## WHAT IS NEEDED
Out of the lines below, please list those that hold the string "ongelma".
** Start of ENTRIES SUPPLIED **
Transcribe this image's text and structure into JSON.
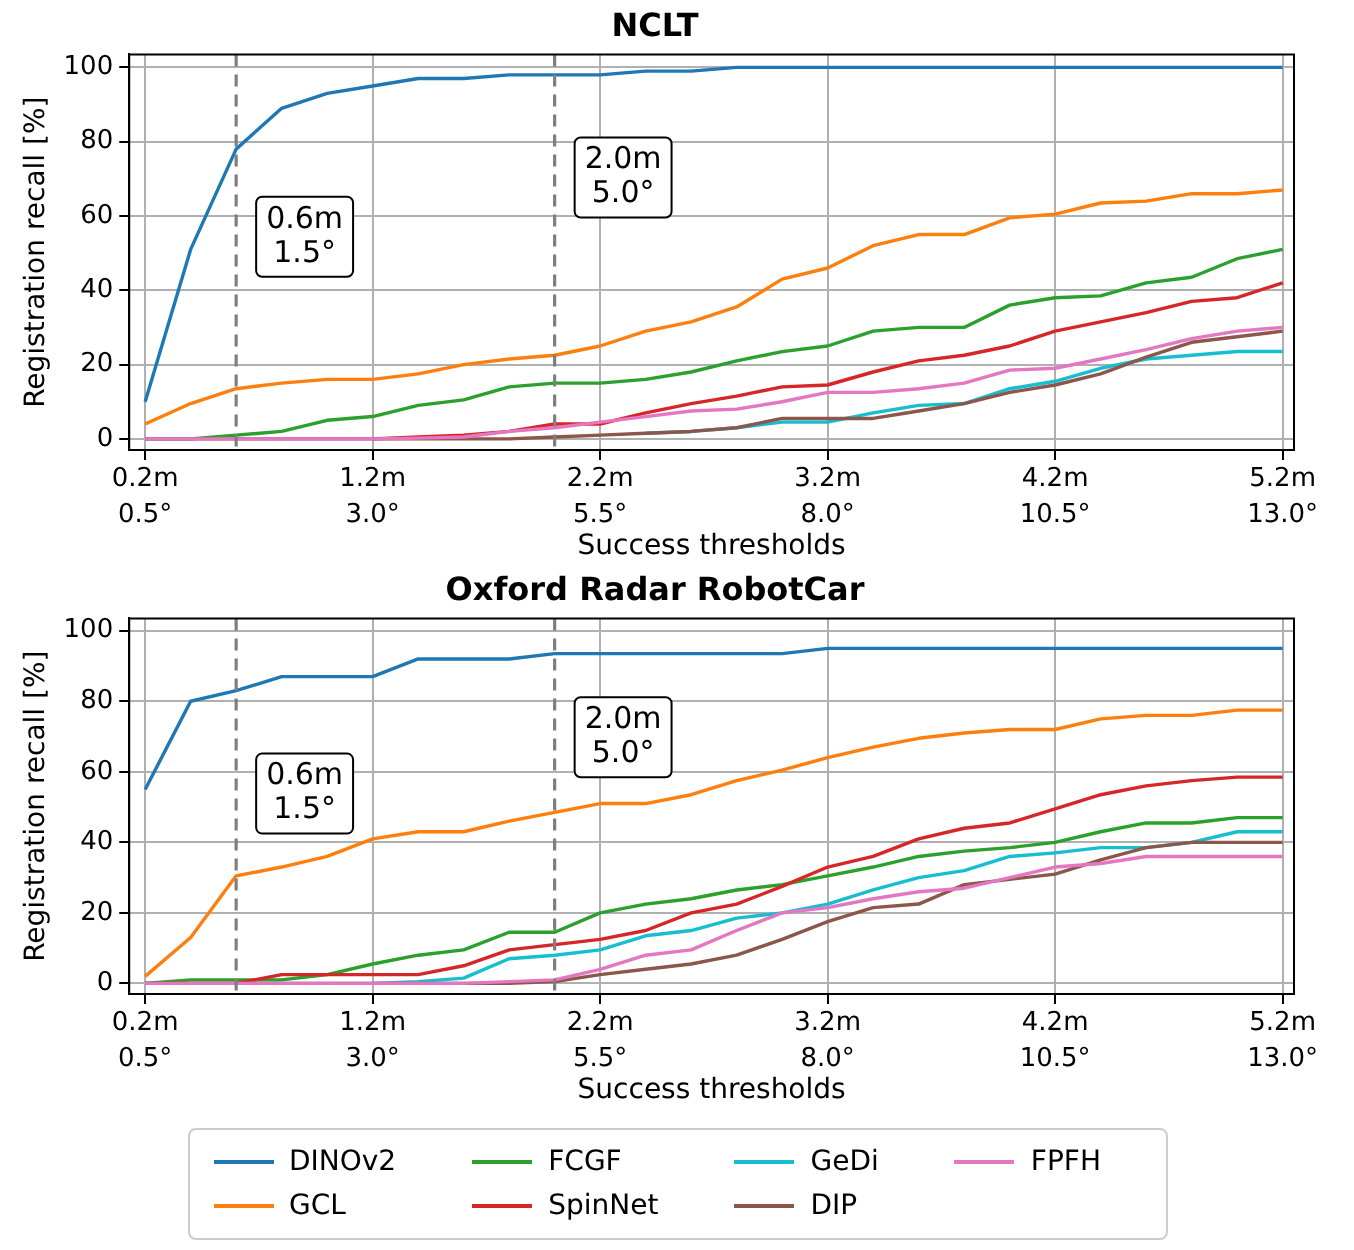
{
  "chart_data": [
    {
      "type": "line",
      "title": "NCLT",
      "xlabel": "Success thresholds",
      "ylabel": "Registration recall [%]",
      "grid": true,
      "x": [
        0.2,
        0.4,
        0.6,
        0.8,
        1.0,
        1.2,
        1.4,
        1.6,
        1.8,
        2.0,
        2.2,
        2.4,
        2.6,
        2.8,
        3.0,
        3.2,
        3.4,
        3.6,
        3.8,
        4.0,
        4.2,
        4.4,
        4.6,
        4.8,
        5.0,
        5.2
      ],
      "xlim": [
        0.13,
        5.25
      ],
      "ylim": [
        -3,
        103.5
      ],
      "yticks": [
        0,
        20,
        40,
        60,
        80,
        100
      ],
      "xticks": [
        {
          "value": 0.2,
          "label": "0.2m"
        },
        {
          "value": 1.2,
          "label": "1.2m"
        },
        {
          "value": 2.2,
          "label": "2.2m"
        },
        {
          "value": 3.2,
          "label": "3.2m"
        },
        {
          "value": 4.2,
          "label": "4.2m"
        },
        {
          "value": 5.2,
          "label": "5.2m"
        }
      ],
      "x2lim": [
        0.325,
        13.125
      ],
      "x2ticks": [
        {
          "value": 0.5,
          "label": "0.5°"
        },
        {
          "value": 3.0,
          "label": "3.0°"
        },
        {
          "value": 5.5,
          "label": "5.5°"
        },
        {
          "value": 8.0,
          "label": "8.0°"
        },
        {
          "value": 10.5,
          "label": "10.5°"
        },
        {
          "value": 13.0,
          "label": "13.0°"
        }
      ],
      "ref_lines": [
        {
          "axis": "x",
          "value": 0.6,
          "label": "0.6m\n1.5°",
          "color": "#7f7f7f",
          "line_style": "dashed"
        },
        {
          "axis": "x",
          "value": 2.0,
          "label": "2.0m\n5.0°",
          "color": "#7f7f7f",
          "line_style": "dashed"
        }
      ],
      "series": [
        {
          "color": "#1f77b4",
          "values": [
            10,
            51,
            78,
            89,
            93,
            95,
            97,
            97,
            98,
            98,
            98,
            99,
            99,
            100,
            100,
            100,
            100,
            100,
            100,
            100,
            100,
            100,
            100,
            100,
            100,
            100
          ]
        },
        {
          "color": "#ff7f0e",
          "values": [
            4,
            9.5,
            13.5,
            15,
            16,
            16,
            17.5,
            20,
            21.5,
            22.5,
            25,
            29,
            31.5,
            35.5,
            43,
            46,
            52,
            55,
            55,
            59.5,
            60.5,
            63.5,
            64,
            66,
            66,
            67
          ]
        },
        {
          "color": "#2ca02c",
          "values": [
            0,
            0,
            1,
            2,
            5,
            6,
            9,
            10.5,
            14,
            15,
            15,
            16,
            18,
            21,
            23.5,
            25,
            29,
            30,
            30,
            36,
            38,
            38.5,
            42,
            43.5,
            48.5,
            51
          ]
        },
        {
          "color": "#d62728",
          "values": [
            null,
            null,
            null,
            null,
            null,
            0,
            0.5,
            1,
            2,
            4,
            4,
            7,
            9.5,
            11.5,
            14,
            14.5,
            18,
            21,
            22.5,
            25,
            29,
            31.5,
            34,
            37,
            38,
            42
          ]
        },
        {
          "color": "#17becf",
          "values": [
            null,
            null,
            null,
            null,
            null,
            null,
            null,
            null,
            null,
            null,
            null,
            1.5,
            2,
            3,
            4.5,
            4.5,
            7,
            9,
            9.5,
            13.5,
            15.5,
            19,
            21.5,
            22.5,
            23.5,
            23.5
          ]
        },
        {
          "color": "#8c564b",
          "values": [
            0,
            0,
            0,
            0,
            0,
            0,
            0,
            0,
            0,
            0.5,
            1,
            1.5,
            2,
            3,
            5.5,
            5.5,
            5.5,
            7.5,
            9.5,
            12.5,
            14.5,
            17.5,
            22,
            26,
            27.5,
            29
          ]
        },
        {
          "color": "#e377c2",
          "values": [
            0,
            0,
            0,
            0,
            0,
            0,
            0.2,
            0.5,
            2,
            3,
            4.5,
            6,
            7.5,
            8,
            10,
            12.5,
            12.5,
            13.5,
            15,
            18.5,
            19,
            21.5,
            24,
            27,
            29,
            30
          ]
        }
      ]
    },
    {
      "type": "line",
      "title": "Oxford Radar RobotCar",
      "xlabel": "Success thresholds",
      "ylabel": "Registration recall [%]",
      "grid": true,
      "legend": "bottom",
      "x": [
        0.2,
        0.4,
        0.6,
        0.8,
        1.0,
        1.2,
        1.4,
        1.6,
        1.8,
        2.0,
        2.2,
        2.4,
        2.6,
        2.8,
        3.0,
        3.2,
        3.4,
        3.6,
        3.8,
        4.0,
        4.2,
        4.4,
        4.6,
        4.8,
        5.0,
        5.2
      ],
      "xlim": [
        0.13,
        5.25
      ],
      "ylim": [
        -3,
        103.5
      ],
      "yticks": [
        0,
        20,
        40,
        60,
        80,
        100
      ],
      "xticks": [
        {
          "value": 0.2,
          "label": "0.2m"
        },
        {
          "value": 1.2,
          "label": "1.2m"
        },
        {
          "value": 2.2,
          "label": "2.2m"
        },
        {
          "value": 3.2,
          "label": "3.2m"
        },
        {
          "value": 4.2,
          "label": "4.2m"
        },
        {
          "value": 5.2,
          "label": "5.2m"
        }
      ],
      "x2lim": [
        0.325,
        13.125
      ],
      "x2ticks": [
        {
          "value": 0.5,
          "label": "0.5°"
        },
        {
          "value": 3.0,
          "label": "3.0°"
        },
        {
          "value": 5.5,
          "label": "5.5°"
        },
        {
          "value": 8.0,
          "label": "8.0°"
        },
        {
          "value": 10.5,
          "label": "10.5°"
        },
        {
          "value": 13.0,
          "label": "13.0°"
        }
      ],
      "ref_lines": [
        {
          "axis": "x",
          "value": 0.6,
          "label": "0.6m\n1.5°",
          "color": "#7f7f7f",
          "line_style": "dashed"
        },
        {
          "axis": "x",
          "value": 2.0,
          "label": "2.0m\n5.0°",
          "color": "#7f7f7f",
          "line_style": "dashed"
        }
      ],
      "series": [
        {
          "name": "DINOv2",
          "color": "#1f77b4",
          "values": [
            55,
            80,
            83,
            87,
            87,
            87,
            92,
            92,
            92,
            93.5,
            93.5,
            93.5,
            93.5,
            93.5,
            93.5,
            95,
            95,
            95,
            95,
            95,
            95,
            95,
            95,
            95,
            95,
            95
          ]
        },
        {
          "name": "GCL",
          "color": "#ff7f0e",
          "values": [
            2,
            13,
            30.5,
            33,
            36,
            41,
            43,
            43,
            46,
            48.5,
            51,
            51,
            53.5,
            57.5,
            60.5,
            64,
            67,
            69.5,
            71,
            72,
            72,
            75,
            76,
            76,
            77.5,
            77.5
          ]
        },
        {
          "name": "FCGF",
          "color": "#2ca02c",
          "values": [
            0,
            1,
            1,
            1,
            2.5,
            5.5,
            8,
            9.5,
            14.5,
            14.5,
            20,
            22.5,
            24,
            26.5,
            28,
            30.5,
            33,
            36,
            37.5,
            38.5,
            40,
            43,
            45.5,
            45.5,
            47,
            47
          ]
        },
        {
          "name": "SpinNet",
          "color": "#d62728",
          "values": [
            0,
            0,
            0,
            2.5,
            2.5,
            2.5,
            2.5,
            5,
            9.5,
            11,
            12.5,
            15,
            20,
            22.5,
            27.5,
            33,
            36,
            41,
            44,
            45.5,
            49.5,
            53.5,
            56,
            57.5,
            58.5,
            58.5
          ]
        },
        {
          "name": "GeDi",
          "color": "#17becf",
          "values": [
            null,
            null,
            null,
            null,
            null,
            0,
            0.5,
            1.5,
            7,
            8,
            9.5,
            13.5,
            15,
            18.5,
            20,
            22.5,
            26.5,
            30,
            32,
            36,
            37,
            38.5,
            38.5,
            40,
            43,
            43
          ]
        },
        {
          "name": "DIP",
          "color": "#8c564b",
          "values": [
            0,
            0,
            0,
            0,
            0,
            0,
            0,
            0,
            0,
            0.5,
            2.5,
            4,
            5.5,
            8,
            12.5,
            17.5,
            21.5,
            22.5,
            28,
            29.5,
            31,
            35,
            38.5,
            40,
            40,
            40
          ]
        },
        {
          "name": "FPFH",
          "color": "#e377c2",
          "values": [
            0,
            0,
            0,
            0,
            0,
            0,
            0,
            0,
            0.5,
            1,
            4,
            8,
            9.5,
            15,
            20,
            21.5,
            24,
            26,
            27,
            30,
            33,
            34,
            36,
            36,
            36,
            36
          ]
        }
      ]
    }
  ]
}
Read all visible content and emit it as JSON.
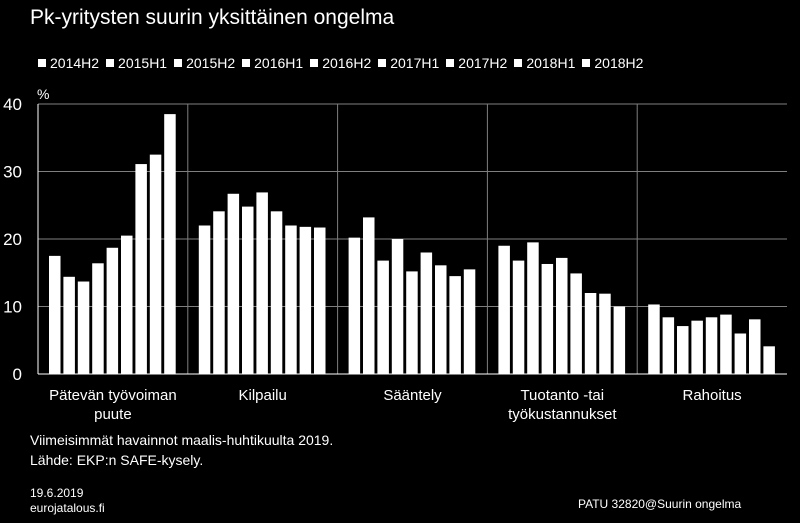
{
  "title": "Pk-yritysten suurin yksittäinen ongelma",
  "unit_label": "%",
  "colors": {
    "background": "#000000",
    "bars": "#ffffff",
    "axis": "#ffffff",
    "grid": "#7f7f7f"
  },
  "chart_data": {
    "type": "bar",
    "title": "Pk-yritysten suurin yksittäinen ongelma",
    "ylabel": "%",
    "ylim": [
      0,
      40
    ],
    "yticks": [
      0,
      10,
      20,
      30,
      40
    ],
    "grid": true,
    "legend_position": "top",
    "categories": [
      "Pätevän työvoiman puute",
      "Kilpailu",
      "Sääntely",
      "Tuotanto -tai työkustannukset",
      "Rahoitus"
    ],
    "category_label_lines": [
      [
        "Pätevän työvoiman",
        "puute"
      ],
      [
        "Kilpailu"
      ],
      [
        "Sääntely"
      ],
      [
        "Tuotanto -tai",
        "työkustannukset"
      ],
      [
        "Rahoitus"
      ]
    ],
    "series": [
      {
        "name": "2014H2",
        "values": [
          17.5,
          22.0,
          20.2,
          19.0,
          10.3
        ]
      },
      {
        "name": "2015H1",
        "values": [
          14.4,
          24.1,
          23.2,
          16.8,
          8.4
        ]
      },
      {
        "name": "2015H2",
        "values": [
          13.7,
          26.7,
          16.8,
          19.5,
          7.1
        ]
      },
      {
        "name": "2016H1",
        "values": [
          16.4,
          24.8,
          20.0,
          16.3,
          7.9
        ]
      },
      {
        "name": "2016H2",
        "values": [
          18.7,
          26.9,
          15.2,
          17.2,
          8.4
        ]
      },
      {
        "name": "2017H1",
        "values": [
          20.5,
          24.1,
          18.0,
          14.9,
          8.8
        ]
      },
      {
        "name": "2017H2",
        "values": [
          31.1,
          22.0,
          16.1,
          12.0,
          6.0
        ]
      },
      {
        "name": "2018H1",
        "values": [
          32.5,
          21.8,
          14.5,
          11.9,
          8.1
        ]
      },
      {
        "name": "2018H2",
        "values": [
          38.5,
          21.7,
          15.5,
          10.0,
          4.1
        ]
      }
    ]
  },
  "footnote": "Viimeisimmät havainnot maalis-huhtikuulta 2019.",
  "source": "Lähde: EKP:n SAFE-kysely.",
  "date": "19.6.2019",
  "site": "eurojatalous.fi",
  "code": "PATU 32820@Suurin  ongelma"
}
** End of ENTRIES SUPPLIED **
## THE ANSWER
  "title": "Pk-yritysten suurin yksittäinen ongelma",
    "title": "Pk-yritysten suurin yksittäinen ongelma",
  "code": "PATU 32820@Suurin  ongelma"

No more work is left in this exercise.